Exercise brief
Omit the images, then print each record below exactly as it reads.

───── Entries provided

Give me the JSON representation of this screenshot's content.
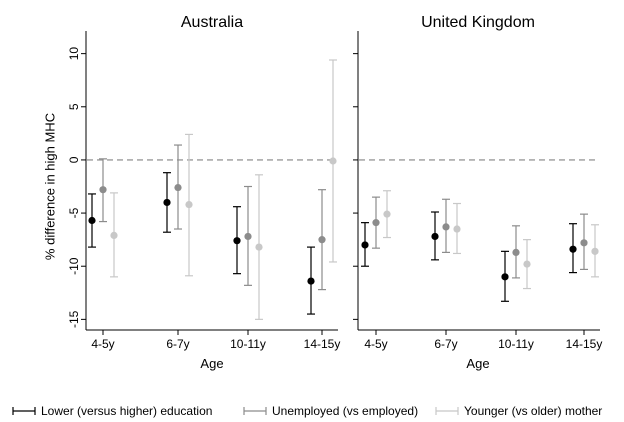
{
  "chart_data": {
    "type": "scatter",
    "ylabel": "% difference in high MHC",
    "xlabel": "Age",
    "ylim": [
      -16,
      11
    ],
    "yticks": [
      10,
      5,
      0,
      -5,
      -10,
      -15
    ],
    "reference_line": 0,
    "categories": [
      "4-5y",
      "6-7y",
      "10-11y",
      "14-15y"
    ],
    "grid": false,
    "legend_position": "bottom",
    "series_colors": [
      "#000000",
      "#8c8c8c",
      "#c8c8c8"
    ],
    "legend": [
      "Lower (versus higher) education",
      "Unemployed (vs employed)",
      "Younger (vs older) mother"
    ],
    "panels": [
      {
        "title": "Australia",
        "series": [
          {
            "name": "Lower (versus higher) education",
            "estimate": [
              -5.7,
              -4.0,
              -7.6,
              -11.4
            ],
            "ci_low": [
              -8.2,
              -6.8,
              -10.7,
              -14.5
            ],
            "ci_high": [
              -3.2,
              -1.2,
              -4.4,
              -8.2
            ]
          },
          {
            "name": "Unemployed (vs employed)",
            "estimate": [
              -2.8,
              -2.6,
              -7.2,
              -7.5
            ],
            "ci_low": [
              -5.8,
              -6.5,
              -11.8,
              -12.2
            ],
            "ci_high": [
              0.1,
              1.4,
              -2.5,
              -2.8
            ]
          },
          {
            "name": "Younger (vs older) mother",
            "estimate": [
              -7.1,
              -4.2,
              -8.2,
              -0.1
            ],
            "ci_low": [
              -11.0,
              -10.9,
              -15.0,
              -9.6
            ],
            "ci_high": [
              -3.1,
              2.4,
              -1.4,
              9.4
            ]
          }
        ]
      },
      {
        "title": "United Kingdom",
        "series": [
          {
            "name": "Lower (versus higher) education",
            "estimate": [
              -8.0,
              -7.2,
              -11.0,
              -8.4
            ],
            "ci_low": [
              -10.0,
              -9.4,
              -13.3,
              -10.6
            ],
            "ci_high": [
              -5.9,
              -4.9,
              -8.6,
              -6.0
            ]
          },
          {
            "name": "Unemployed (vs employed)",
            "estimate": [
              -5.9,
              -6.3,
              -8.7,
              -7.8
            ],
            "ci_low": [
              -8.3,
              -8.7,
              -11.1,
              -10.3
            ],
            "ci_high": [
              -3.5,
              -3.7,
              -6.2,
              -5.1
            ]
          },
          {
            "name": "Younger (vs older) mother",
            "estimate": [
              -5.1,
              -6.5,
              -9.8,
              -8.6
            ],
            "ci_low": [
              -7.3,
              -8.8,
              -12.1,
              -11.0
            ],
            "ci_high": [
              -2.9,
              -4.1,
              -7.5,
              -6.1
            ]
          }
        ]
      }
    ]
  }
}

──────────

Answer below
Give me the JSON representation of this screenshot's content.
{
  "chart_data": {
    "type": "scatter",
    "ylabel": "% difference in high MHC",
    "xlabel": "Age",
    "ylim": [
      -16,
      11
    ],
    "yticks": [
      10,
      5,
      0,
      -5,
      -10,
      -15
    ],
    "reference_line": 0,
    "categories": [
      "4-5y",
      "6-7y",
      "10-11y",
      "14-15y"
    ],
    "grid": false,
    "legend_position": "bottom",
    "series_colors": [
      "#000000",
      "#8c8c8c",
      "#c8c8c8"
    ],
    "legend": [
      "Lower (versus higher) education",
      "Unemployed (vs employed)",
      "Younger (vs older) mother"
    ],
    "panels": [
      {
        "title": "Australia",
        "series": [
          {
            "name": "Lower (versus higher) education",
            "estimate": [
              -5.7,
              -4.0,
              -7.6,
              -11.4
            ],
            "ci_low": [
              -8.2,
              -6.8,
              -10.7,
              -14.5
            ],
            "ci_high": [
              -3.2,
              -1.2,
              -4.4,
              -8.2
            ]
          },
          {
            "name": "Unemployed (vs employed)",
            "estimate": [
              -2.8,
              -2.6,
              -7.2,
              -7.5
            ],
            "ci_low": [
              -5.8,
              -6.5,
              -11.8,
              -12.2
            ],
            "ci_high": [
              0.1,
              1.4,
              -2.5,
              -2.8
            ]
          },
          {
            "name": "Younger (vs older) mother",
            "estimate": [
              -7.1,
              -4.2,
              -8.2,
              -0.1
            ],
            "ci_low": [
              -11.0,
              -10.9,
              -15.0,
              -9.6
            ],
            "ci_high": [
              -3.1,
              2.4,
              -1.4,
              9.4
            ]
          }
        ]
      },
      {
        "title": "United Kingdom",
        "series": [
          {
            "name": "Lower (versus higher) education",
            "estimate": [
              -8.0,
              -7.2,
              -11.0,
              -8.4
            ],
            "ci_low": [
              -10.0,
              -9.4,
              -13.3,
              -10.6
            ],
            "ci_high": [
              -5.9,
              -4.9,
              -8.6,
              -6.0
            ]
          },
          {
            "name": "Unemployed (vs employed)",
            "estimate": [
              -5.9,
              -6.3,
              -8.7,
              -7.8
            ],
            "ci_low": [
              -8.3,
              -8.7,
              -11.1,
              -10.3
            ],
            "ci_high": [
              -3.5,
              -3.7,
              -6.2,
              -5.1
            ]
          },
          {
            "name": "Younger (vs older) mother",
            "estimate": [
              -5.1,
              -6.5,
              -9.8,
              -8.6
            ],
            "ci_low": [
              -7.3,
              -8.8,
              -12.1,
              -11.0
            ],
            "ci_high": [
              -2.9,
              -4.1,
              -7.5,
              -6.1
            ]
          }
        ]
      }
    ]
  }
}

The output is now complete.